[Your task] Every record below is to be retyped exactly.

[Dataset content]
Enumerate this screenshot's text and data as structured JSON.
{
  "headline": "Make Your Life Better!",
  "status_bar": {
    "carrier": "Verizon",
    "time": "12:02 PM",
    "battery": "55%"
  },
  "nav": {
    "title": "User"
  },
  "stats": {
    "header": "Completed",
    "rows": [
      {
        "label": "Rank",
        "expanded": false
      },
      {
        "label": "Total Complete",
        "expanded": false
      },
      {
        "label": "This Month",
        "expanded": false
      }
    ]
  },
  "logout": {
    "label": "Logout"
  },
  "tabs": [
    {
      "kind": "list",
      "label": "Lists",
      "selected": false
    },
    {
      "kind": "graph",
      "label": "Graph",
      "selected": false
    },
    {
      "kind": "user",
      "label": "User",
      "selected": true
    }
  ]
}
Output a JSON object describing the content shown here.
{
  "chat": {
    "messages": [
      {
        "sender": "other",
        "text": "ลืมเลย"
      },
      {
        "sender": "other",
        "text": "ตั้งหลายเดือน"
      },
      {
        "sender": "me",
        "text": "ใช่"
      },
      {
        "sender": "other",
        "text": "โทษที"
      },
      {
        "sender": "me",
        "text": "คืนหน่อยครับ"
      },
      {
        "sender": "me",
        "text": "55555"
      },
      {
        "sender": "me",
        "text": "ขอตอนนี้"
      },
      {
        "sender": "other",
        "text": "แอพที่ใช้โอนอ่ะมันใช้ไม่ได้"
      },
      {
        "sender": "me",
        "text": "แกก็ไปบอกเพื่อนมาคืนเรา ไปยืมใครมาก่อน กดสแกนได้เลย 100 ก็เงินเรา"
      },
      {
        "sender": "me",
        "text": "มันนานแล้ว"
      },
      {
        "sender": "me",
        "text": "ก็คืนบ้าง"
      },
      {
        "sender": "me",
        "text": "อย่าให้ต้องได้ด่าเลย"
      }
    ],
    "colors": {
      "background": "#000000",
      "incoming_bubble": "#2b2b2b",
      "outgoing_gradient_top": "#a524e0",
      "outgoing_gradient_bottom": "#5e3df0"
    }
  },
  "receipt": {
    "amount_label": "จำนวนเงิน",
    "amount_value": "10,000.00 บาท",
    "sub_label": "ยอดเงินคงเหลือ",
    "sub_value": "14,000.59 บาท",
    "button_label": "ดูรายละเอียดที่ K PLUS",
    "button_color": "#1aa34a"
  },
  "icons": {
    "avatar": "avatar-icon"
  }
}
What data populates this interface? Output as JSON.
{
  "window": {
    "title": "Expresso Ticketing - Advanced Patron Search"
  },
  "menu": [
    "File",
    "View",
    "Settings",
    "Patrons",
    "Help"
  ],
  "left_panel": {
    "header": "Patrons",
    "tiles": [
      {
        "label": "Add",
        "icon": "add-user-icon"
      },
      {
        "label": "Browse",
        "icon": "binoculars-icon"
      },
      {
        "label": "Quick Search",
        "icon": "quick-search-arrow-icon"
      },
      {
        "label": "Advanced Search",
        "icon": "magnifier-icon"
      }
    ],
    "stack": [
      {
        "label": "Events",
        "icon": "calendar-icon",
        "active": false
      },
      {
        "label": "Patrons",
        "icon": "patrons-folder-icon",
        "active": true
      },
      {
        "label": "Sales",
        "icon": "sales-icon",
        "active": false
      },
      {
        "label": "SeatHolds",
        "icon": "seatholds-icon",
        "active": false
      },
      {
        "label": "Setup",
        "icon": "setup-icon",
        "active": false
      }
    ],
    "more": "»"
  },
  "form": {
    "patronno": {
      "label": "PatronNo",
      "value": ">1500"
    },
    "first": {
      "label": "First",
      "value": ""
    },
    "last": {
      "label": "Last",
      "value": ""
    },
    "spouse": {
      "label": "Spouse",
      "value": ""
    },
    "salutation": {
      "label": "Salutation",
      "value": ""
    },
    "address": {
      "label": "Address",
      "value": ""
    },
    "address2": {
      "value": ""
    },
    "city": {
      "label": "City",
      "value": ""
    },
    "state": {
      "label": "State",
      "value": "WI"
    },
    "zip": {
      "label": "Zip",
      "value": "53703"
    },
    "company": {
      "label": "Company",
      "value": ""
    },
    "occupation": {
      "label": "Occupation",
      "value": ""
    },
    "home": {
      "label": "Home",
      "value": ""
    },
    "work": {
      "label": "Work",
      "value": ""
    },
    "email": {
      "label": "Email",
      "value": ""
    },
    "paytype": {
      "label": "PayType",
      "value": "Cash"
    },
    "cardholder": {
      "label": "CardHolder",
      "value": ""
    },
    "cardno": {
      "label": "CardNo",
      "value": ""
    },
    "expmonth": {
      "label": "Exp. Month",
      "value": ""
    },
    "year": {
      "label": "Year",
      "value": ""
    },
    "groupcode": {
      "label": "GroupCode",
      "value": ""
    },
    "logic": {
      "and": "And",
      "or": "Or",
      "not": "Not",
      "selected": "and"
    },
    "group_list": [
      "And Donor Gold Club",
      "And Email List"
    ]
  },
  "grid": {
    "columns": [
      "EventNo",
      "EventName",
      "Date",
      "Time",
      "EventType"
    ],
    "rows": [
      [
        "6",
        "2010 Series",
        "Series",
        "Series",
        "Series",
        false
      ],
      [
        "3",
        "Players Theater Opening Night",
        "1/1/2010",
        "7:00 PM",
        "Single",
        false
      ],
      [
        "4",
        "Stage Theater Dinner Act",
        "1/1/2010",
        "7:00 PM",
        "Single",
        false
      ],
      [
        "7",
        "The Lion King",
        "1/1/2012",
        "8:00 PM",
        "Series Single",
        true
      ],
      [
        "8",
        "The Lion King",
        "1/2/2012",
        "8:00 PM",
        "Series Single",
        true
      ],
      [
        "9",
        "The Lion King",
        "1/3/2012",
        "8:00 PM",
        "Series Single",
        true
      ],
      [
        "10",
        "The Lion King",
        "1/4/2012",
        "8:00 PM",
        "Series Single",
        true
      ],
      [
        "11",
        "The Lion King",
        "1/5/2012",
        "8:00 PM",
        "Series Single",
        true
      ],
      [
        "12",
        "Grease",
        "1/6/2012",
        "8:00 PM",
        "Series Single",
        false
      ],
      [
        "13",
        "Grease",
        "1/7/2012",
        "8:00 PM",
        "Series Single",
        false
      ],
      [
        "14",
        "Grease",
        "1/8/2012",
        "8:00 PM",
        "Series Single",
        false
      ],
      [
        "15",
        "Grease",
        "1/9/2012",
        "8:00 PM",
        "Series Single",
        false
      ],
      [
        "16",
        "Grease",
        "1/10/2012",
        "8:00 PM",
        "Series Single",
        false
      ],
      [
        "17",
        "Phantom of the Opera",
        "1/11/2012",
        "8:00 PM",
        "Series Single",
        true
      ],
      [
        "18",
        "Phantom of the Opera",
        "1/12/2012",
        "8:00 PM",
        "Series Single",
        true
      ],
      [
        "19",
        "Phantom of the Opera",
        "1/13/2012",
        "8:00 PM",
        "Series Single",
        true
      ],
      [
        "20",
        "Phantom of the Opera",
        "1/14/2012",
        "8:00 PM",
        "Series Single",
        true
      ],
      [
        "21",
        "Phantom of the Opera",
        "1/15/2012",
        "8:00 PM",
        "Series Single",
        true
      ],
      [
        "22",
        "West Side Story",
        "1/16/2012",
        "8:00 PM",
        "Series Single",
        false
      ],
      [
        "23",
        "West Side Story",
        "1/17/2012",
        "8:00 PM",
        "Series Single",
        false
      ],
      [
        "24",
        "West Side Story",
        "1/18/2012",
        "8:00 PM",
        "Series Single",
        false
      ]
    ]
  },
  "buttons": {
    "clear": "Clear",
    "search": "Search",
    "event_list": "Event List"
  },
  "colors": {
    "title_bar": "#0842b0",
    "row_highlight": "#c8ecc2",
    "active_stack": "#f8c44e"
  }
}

[Exercise solution]
Enumerate this screenshot's text and data as structured JSON.
{
  "headline": "Make Your Life Better!",
  "status_bar": {
    "carrier": "Verizon",
    "time": "12:02 PM",
    "battery": "55%"
  },
  "nav": {
    "title": "User"
  },
  "stats": {
    "header": "Completed",
    "rows": [
      {
        "label": "Rank",
        "expanded": false
      },
      {
        "label": "Total Complete",
        "expanded": false
      },
      {
        "label": "This Month",
        "expanded": false
      }
    ]
  },
  "logout": {
    "label": "Logout"
  },
  "tabs": [
    {
      "kind": "list",
      "label": "Lists",
      "selected": false
    },
    {
      "kind": "graph",
      "label": "Graph",
      "selected": false
    },
    {
      "kind": "user",
      "label": "User",
      "selected": true
    }
  ]
}
Output a JSON object describing the content shown here.
{
  "chat": {
    "messages": [
      {
        "sender": "other",
        "text": "ลืมเลย"
      },
      {
        "sender": "other",
        "text": "ตั้งหลายเดือน"
      },
      {
        "sender": "me",
        "text": "ใช่"
      },
      {
        "sender": "other",
        "text": "โทษที"
      },
      {
        "sender": "me",
        "text": "คืนหน่อยครับ"
      },
      {
        "sender": "me",
        "text": "55555"
      },
      {
        "sender": "me",
        "text": "ขอตอนนี้"
      },
      {
        "sender": "other",
        "text": "แอพที่ใช้โอนอ่ะมันใช้ไม่ได้"
      },
      {
        "sender": "me",
        "text": "แกก็ไปบอกเพื่อนมาคืนเรา ไปยืมใครมาก่อน กดสแกนได้เลย 100 ก็เงินเรา"
      },
      {
        "sender": "me",
        "text": "มันนานแล้ว"
      },
      {
        "sender": "me",
        "text": "ก็คืนบ้าง"
      },
      {
        "sender": "me",
        "text": "อย่าให้ต้องได้ด่าเลย"
      }
    ],
    "colors": {
      "background": "#000000",
      "incoming_bubble": "#2b2b2b",
      "outgoing_gradient_top": "#a524e0",
      "outgoing_gradient_bottom": "#5e3df0"
    }
  },
  "receipt": {
    "amount_label": "จำนวนเงิน",
    "amount_value": "10,000.00 บาท",
    "sub_label": "ยอดเงินคงเหลือ",
    "sub_value": "14,000.59 บาท",
    "button_label": "ดูรายละเอียดที่ K PLUS",
    "button_color": "#1aa34a"
  },
  "icons": {
    "avatar": "avatar-icon"
  }
}
What data populates this interface? Output as JSON.
{
  "window": {
    "title": "Expresso Ticketing - Advanced Patron Search"
  },
  "menu": [
    "File",
    "View",
    "Settings",
    "Patrons",
    "Help"
  ],
  "left_panel": {
    "header": "Patrons",
    "tiles": [
      {
        "label": "Add",
        "icon": "add-user-icon"
      },
      {
        "label": "Browse",
        "icon": "binoculars-icon"
      },
      {
        "label": "Quick Search",
        "icon": "quick-search-arrow-icon"
      },
      {
        "label": "Advanced Search",
        "icon": "magnifier-icon"
      }
    ],
    "stack": [
      {
        "label": "Events",
        "icon": "calendar-icon",
        "active": false
      },
      {
        "label": "Patrons",
        "icon": "patrons-folder-icon",
        "active": true
      },
      {
        "label": "Sales",
        "icon": "sales-icon",
        "active": false
      },
      {
        "label": "SeatHolds",
        "icon": "seatholds-icon",
        "active": false
      },
      {
        "label": "Setup",
        "icon": "setup-icon",
        "active": false
      }
    ],
    "more": "»"
  },
  "form": {
    "patronno": {
      "label": "PatronNo",
      "value": ">1500"
    },
    "first": {
      "label": "First",
      "value": ""
    },
    "last": {
      "label": "Last",
      "value": ""
    },
    "spouse": {
      "label": "Spouse",
      "value": ""
    },
    "salutation": {
      "label": "Salutation",
      "value": ""
    },
    "address": {
      "label": "Address",
      "value": ""
    },
    "address2": {
      "value": ""
    },
    "city": {
      "label": "City",
      "value": ""
    },
    "state": {
      "label": "State",
      "value": "WI"
    },
    "zip": {
      "label": "Zip",
      "value": "53703"
    },
    "company": {
      "label": "Company",
      "value": ""
    },
    "occupation": {
      "label": "Occupation",
      "value": ""
    },
    "home": {
      "label": "Home",
      "value": ""
    },
    "work": {
      "label": "Work",
      "value": ""
    },
    "email": {
      "label": "Email",
      "value": ""
    },
    "paytype": {
      "label": "PayType",
      "value": "Cash"
    },
    "cardholder": {
      "label": "CardHolder",
      "value": ""
    },
    "cardno": {
      "label": "CardNo",
      "value": ""
    },
    "expmonth": {
      "label": "Exp. Month",
      "value": ""
    },
    "year": {
      "label": "Year",
      "value": ""
    },
    "groupcode": {
      "label": "GroupCode",
      "value": ""
    },
    "logic": {
      "and": "And",
      "or": "Or",
      "not": "Not",
      "selected": "and"
    },
    "group_list": [
      "And Donor Gold Club",
      "And Email List"
    ]
  },
  "grid": {
    "columns": [
      "EventNo",
      "EventName",
      "Date",
      "Time",
      "EventType"
    ],
    "rows": [
      [
        "6",
        "2010 Series",
        "Series",
        "Series",
        "Series",
        false
      ],
      [
        "3",
        "Players Theater Opening Night",
        "1/1/2010",
        "7:00 PM",
        "Single",
        false
      ],
      [
        "4",
        "Stage Theater Dinner Act",
        "1/1/2010",
        "7:00 PM",
        "Single",
        false
      ],
      [
        "7",
        "The Lion King",
        "1/1/2012",
        "8:00 PM",
        "Series Single",
        true
      ],
      [
        "8",
        "The Lion King",
        "1/2/2012",
        "8:00 PM",
        "Series Single",
        true
      ],
      [
        "9",
        "The Lion King",
        "1/3/2012",
        "8:00 PM",
        "Series Single",
        true
      ],
      [
        "10",
        "The Lion King",
        "1/4/2012",
        "8:00 PM",
        "Series Single",
        true
      ],
      [
        "11",
        "The Lion King",
        "1/5/2012",
        "8:00 PM",
        "Series Single",
        true
      ],
      [
        "12",
        "Grease",
        "1/6/2012",
        "8:00 PM",
        "Series Single",
        false
      ],
      [
        "13",
        "Grease",
        "1/7/2012",
        "8:00 PM",
        "Series Single",
        false
      ],
      [
        "14",
        "Grease",
        "1/8/2012",
        "8:00 PM",
        "Series Single",
        false
      ],
      [
        "15",
        "Grease",
        "1/9/2012",
        "8:00 PM",
        "Series Single",
        false
      ],
      [
        "16",
        "Grease",
        "1/10/2012",
        "8:00 PM",
        "Series Single",
        false
      ],
      [
        "17",
        "Phantom of the Opera",
        "1/11/2012",
        "8:00 PM",
        "Series Single",
        true
      ],
      [
        "18",
        "Phantom of the Opera",
        "1/12/2012",
        "8:00 PM",
        "Series Single",
        true
      ],
      [
        "19",
        "Phantom of the Opera",
        "1/13/2012",
        "8:00 PM",
        "Series Single",
        true
      ],
      [
        "20",
        "Phantom of the Opera",
        "1/14/2012",
        "8:00 PM",
        "Series Single",
        true
      ],
      [
        "21",
        "Phantom of the Opera",
        "1/15/2012",
        "8:00 PM",
        "Series Single",
        true
      ],
      [
        "22",
        "West Side Story",
        "1/16/2012",
        "8:00 PM",
        "Series Single",
        false
      ],
      [
        "23",
        "West Side Story",
        "1/17/2012",
        "8:00 PM",
        "Series Single",
        false
      ],
      [
        "24",
        "West Side Story",
        "1/18/2012",
        "8:00 PM",
        "Series Single",
        false
      ]
    ]
  },
  "buttons": {
    "clear": "Clear",
    "search": "Search",
    "event_list": "Event List"
  },
  "colors": {
    "title_bar": "#0842b0",
    "row_highlight": "#c8ecc2",
    "active_stack": "#f8c44e"
  }
}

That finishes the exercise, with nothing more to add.